Direction:
Comb the records below for the string "high" and copy each line where it turns up.

*** Records shown ***

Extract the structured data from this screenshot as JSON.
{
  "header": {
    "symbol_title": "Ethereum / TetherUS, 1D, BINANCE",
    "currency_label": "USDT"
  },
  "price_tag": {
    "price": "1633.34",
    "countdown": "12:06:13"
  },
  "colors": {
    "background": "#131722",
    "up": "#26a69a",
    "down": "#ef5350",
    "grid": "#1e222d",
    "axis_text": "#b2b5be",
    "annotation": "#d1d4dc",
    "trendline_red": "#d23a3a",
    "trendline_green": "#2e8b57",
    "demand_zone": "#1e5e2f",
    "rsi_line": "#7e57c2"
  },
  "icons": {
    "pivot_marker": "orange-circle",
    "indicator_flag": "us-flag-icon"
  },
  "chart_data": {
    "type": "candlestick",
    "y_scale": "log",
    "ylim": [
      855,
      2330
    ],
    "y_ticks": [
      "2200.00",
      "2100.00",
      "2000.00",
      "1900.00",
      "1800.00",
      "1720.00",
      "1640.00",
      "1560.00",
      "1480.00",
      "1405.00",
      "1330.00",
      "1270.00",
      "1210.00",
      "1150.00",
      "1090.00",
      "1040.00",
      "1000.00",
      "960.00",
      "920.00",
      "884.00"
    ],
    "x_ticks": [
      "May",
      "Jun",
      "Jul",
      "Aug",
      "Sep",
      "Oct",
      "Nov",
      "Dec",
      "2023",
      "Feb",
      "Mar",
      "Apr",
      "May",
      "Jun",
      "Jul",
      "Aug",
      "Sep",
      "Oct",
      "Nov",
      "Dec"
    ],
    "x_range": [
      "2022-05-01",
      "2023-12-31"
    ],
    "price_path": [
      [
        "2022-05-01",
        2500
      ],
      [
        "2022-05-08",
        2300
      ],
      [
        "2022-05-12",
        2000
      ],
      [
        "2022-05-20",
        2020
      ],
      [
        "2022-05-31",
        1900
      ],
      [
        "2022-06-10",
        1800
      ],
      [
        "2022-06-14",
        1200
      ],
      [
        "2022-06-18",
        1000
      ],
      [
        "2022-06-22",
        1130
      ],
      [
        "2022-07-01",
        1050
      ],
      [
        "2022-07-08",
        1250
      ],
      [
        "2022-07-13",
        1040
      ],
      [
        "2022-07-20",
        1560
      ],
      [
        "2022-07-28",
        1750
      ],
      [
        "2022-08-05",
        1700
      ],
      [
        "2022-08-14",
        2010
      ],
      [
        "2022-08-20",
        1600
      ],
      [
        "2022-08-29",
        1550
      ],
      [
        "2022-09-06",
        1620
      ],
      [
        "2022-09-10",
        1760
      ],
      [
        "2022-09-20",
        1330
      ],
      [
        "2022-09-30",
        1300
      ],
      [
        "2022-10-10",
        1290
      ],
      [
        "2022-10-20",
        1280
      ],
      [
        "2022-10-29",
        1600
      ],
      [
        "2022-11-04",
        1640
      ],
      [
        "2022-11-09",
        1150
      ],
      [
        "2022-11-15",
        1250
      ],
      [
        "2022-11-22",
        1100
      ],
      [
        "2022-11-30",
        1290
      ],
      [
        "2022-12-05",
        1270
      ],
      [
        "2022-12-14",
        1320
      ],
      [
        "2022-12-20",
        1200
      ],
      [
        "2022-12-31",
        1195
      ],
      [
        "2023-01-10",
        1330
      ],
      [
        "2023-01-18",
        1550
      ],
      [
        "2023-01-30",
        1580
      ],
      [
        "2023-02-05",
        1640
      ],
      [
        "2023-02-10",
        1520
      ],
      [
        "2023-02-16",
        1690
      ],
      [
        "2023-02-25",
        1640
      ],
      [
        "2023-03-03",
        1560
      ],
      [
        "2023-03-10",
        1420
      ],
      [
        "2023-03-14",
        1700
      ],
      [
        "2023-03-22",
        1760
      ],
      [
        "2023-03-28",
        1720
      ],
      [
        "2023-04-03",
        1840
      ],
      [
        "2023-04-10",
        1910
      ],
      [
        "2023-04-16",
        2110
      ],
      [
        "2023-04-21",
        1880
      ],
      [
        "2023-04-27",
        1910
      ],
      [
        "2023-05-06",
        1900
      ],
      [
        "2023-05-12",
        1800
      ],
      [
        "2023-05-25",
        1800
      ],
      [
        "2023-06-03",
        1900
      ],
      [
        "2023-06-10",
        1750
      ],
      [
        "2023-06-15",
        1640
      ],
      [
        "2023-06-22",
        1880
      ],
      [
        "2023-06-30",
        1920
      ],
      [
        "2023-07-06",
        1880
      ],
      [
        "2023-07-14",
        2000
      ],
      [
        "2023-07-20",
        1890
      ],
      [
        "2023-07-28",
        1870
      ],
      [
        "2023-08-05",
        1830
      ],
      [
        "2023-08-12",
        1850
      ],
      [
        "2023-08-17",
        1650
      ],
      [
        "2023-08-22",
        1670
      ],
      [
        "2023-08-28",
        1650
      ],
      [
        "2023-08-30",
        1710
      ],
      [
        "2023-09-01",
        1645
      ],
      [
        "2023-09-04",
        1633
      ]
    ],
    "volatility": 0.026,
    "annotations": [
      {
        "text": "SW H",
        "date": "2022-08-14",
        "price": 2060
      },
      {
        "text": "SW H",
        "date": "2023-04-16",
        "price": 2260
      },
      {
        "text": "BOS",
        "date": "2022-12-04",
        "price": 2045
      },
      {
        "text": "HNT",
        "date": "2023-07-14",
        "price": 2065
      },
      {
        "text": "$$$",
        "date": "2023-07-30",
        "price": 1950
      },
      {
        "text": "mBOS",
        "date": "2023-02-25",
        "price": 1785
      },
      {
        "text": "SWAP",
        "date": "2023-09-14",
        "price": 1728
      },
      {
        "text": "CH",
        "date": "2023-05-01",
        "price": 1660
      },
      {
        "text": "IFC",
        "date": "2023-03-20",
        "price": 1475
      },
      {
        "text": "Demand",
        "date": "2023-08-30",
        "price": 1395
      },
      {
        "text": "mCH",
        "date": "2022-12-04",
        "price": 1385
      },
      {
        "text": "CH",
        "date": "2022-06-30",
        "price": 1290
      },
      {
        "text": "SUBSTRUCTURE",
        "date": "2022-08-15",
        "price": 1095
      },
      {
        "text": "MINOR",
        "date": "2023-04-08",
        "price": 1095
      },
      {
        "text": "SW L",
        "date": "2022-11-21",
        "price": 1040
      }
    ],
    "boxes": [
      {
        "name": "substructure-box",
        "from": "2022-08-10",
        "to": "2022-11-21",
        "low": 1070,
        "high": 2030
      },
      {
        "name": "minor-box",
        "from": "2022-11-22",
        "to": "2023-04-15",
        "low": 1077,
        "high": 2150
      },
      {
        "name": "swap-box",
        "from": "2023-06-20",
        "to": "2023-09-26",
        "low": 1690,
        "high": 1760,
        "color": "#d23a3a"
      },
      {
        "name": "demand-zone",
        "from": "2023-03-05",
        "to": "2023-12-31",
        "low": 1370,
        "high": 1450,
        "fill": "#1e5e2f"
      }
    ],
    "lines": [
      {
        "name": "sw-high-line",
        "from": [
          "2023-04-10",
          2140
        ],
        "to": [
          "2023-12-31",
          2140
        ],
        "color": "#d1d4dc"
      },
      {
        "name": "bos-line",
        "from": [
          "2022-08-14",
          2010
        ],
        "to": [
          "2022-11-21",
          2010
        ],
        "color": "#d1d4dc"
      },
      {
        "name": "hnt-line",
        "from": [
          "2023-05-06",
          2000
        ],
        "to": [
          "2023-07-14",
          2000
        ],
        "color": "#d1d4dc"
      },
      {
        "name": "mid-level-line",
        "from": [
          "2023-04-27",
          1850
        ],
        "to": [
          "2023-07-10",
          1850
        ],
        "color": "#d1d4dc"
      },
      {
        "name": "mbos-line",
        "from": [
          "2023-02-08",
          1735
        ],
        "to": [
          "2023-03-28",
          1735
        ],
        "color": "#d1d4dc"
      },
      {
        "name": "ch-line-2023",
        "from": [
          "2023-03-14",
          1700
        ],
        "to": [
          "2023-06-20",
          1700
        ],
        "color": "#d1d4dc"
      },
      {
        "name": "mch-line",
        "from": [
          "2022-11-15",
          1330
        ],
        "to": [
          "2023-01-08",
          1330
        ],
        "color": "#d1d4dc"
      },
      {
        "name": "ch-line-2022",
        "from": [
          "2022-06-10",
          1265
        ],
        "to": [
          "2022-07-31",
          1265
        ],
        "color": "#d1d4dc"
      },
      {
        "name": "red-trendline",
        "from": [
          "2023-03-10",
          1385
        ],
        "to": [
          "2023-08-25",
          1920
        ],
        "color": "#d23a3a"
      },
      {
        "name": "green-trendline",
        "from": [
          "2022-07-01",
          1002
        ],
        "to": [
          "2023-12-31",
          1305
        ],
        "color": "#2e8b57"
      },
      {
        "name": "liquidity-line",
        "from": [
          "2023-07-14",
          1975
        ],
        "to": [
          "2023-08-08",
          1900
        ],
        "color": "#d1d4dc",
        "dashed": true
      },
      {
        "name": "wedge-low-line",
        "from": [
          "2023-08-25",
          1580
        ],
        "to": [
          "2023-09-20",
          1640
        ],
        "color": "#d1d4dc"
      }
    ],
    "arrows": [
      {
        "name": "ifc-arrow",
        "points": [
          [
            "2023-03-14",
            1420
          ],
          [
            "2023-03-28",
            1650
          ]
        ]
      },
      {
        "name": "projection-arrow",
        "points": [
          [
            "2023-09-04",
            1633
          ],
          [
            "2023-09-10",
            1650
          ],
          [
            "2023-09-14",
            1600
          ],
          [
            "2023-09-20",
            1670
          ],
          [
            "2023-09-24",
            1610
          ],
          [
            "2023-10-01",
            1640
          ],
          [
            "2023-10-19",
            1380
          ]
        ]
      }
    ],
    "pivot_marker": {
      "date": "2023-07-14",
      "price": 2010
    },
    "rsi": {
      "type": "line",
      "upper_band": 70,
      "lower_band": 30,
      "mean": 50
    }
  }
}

***

Answer for this exercise:
        "high": 2030
        "high": 2150
        "high": 1760,
        "high": 1450,
        "name": "sw-high-line",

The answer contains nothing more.